* **Task goal**:
Count each line below that has "taste" anywhere in it. Answer with the total alone.

* **The input**:
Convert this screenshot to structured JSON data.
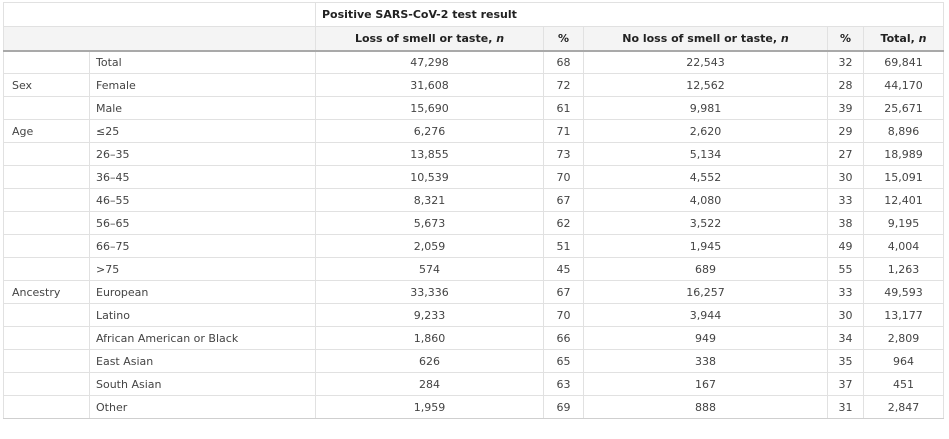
{
  "table": {
    "group_header": "Positive SARS-CoV-2 test result",
    "columns": {
      "loss": "Loss of smell or taste, ",
      "loss_pct": "%",
      "noloss": "No loss of smell or taste, ",
      "noloss_pct": "%",
      "total": "Total, ",
      "n_symbol": "n"
    },
    "rows": [
      {
        "group": "",
        "label": "Total",
        "loss": "47,298",
        "loss_pct": "68",
        "noloss": "22,543",
        "noloss_pct": "32",
        "total": "69,841"
      },
      {
        "group": "Sex",
        "label": "Female",
        "loss": "31,608",
        "loss_pct": "72",
        "noloss": "12,562",
        "noloss_pct": "28",
        "total": "44,170"
      },
      {
        "group": "",
        "label": "Male",
        "loss": "15,690",
        "loss_pct": "61",
        "noloss": "9,981",
        "noloss_pct": "39",
        "total": "25,671"
      },
      {
        "group": "Age",
        "label": "≤25",
        "loss": "6,276",
        "loss_pct": "71",
        "noloss": "2,620",
        "noloss_pct": "29",
        "total": "8,896"
      },
      {
        "group": "",
        "label": "26–35",
        "loss": "13,855",
        "loss_pct": "73",
        "noloss": "5,134",
        "noloss_pct": "27",
        "total": "18,989"
      },
      {
        "group": "",
        "label": "36–45",
        "loss": "10,539",
        "loss_pct": "70",
        "noloss": "4,552",
        "noloss_pct": "30",
        "total": "15,091"
      },
      {
        "group": "",
        "label": "46–55",
        "loss": "8,321",
        "loss_pct": "67",
        "noloss": "4,080",
        "noloss_pct": "33",
        "total": "12,401"
      },
      {
        "group": "",
        "label": "56–65",
        "loss": "5,673",
        "loss_pct": "62",
        "noloss": "3,522",
        "noloss_pct": "38",
        "total": "9,195"
      },
      {
        "group": "",
        "label": "66–75",
        "loss": "2,059",
        "loss_pct": "51",
        "noloss": "1,945",
        "noloss_pct": "49",
        "total": "4,004"
      },
      {
        "group": "",
        "label": ">75",
        "loss": "574",
        "loss_pct": "45",
        "noloss": "689",
        "noloss_pct": "55",
        "total": "1,263"
      },
      {
        "group": "Ancestry",
        "label": "European",
        "loss": "33,336",
        "loss_pct": "67",
        "noloss": "16,257",
        "noloss_pct": "33",
        "total": "49,593"
      },
      {
        "group": "",
        "label": "Latino",
        "loss": "9,233",
        "loss_pct": "70",
        "noloss": "3,944",
        "noloss_pct": "30",
        "total": "13,177"
      },
      {
        "group": "",
        "label": "African American or Black",
        "loss": "1,860",
        "loss_pct": "66",
        "noloss": "949",
        "noloss_pct": "34",
        "total": "2,809"
      },
      {
        "group": "",
        "label": "East Asian",
        "loss": "626",
        "loss_pct": "65",
        "noloss": "338",
        "noloss_pct": "35",
        "total": "964"
      },
      {
        "group": "",
        "label": "South Asian",
        "loss": "284",
        "loss_pct": "63",
        "noloss": "167",
        "noloss_pct": "37",
        "total": "451"
      },
      {
        "group": "",
        "label": "Other",
        "loss": "1,959",
        "loss_pct": "69",
        "noloss": "888",
        "noloss_pct": "31",
        "total": "2,847"
      }
    ]
  }
}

* **Solution to the problem**:
2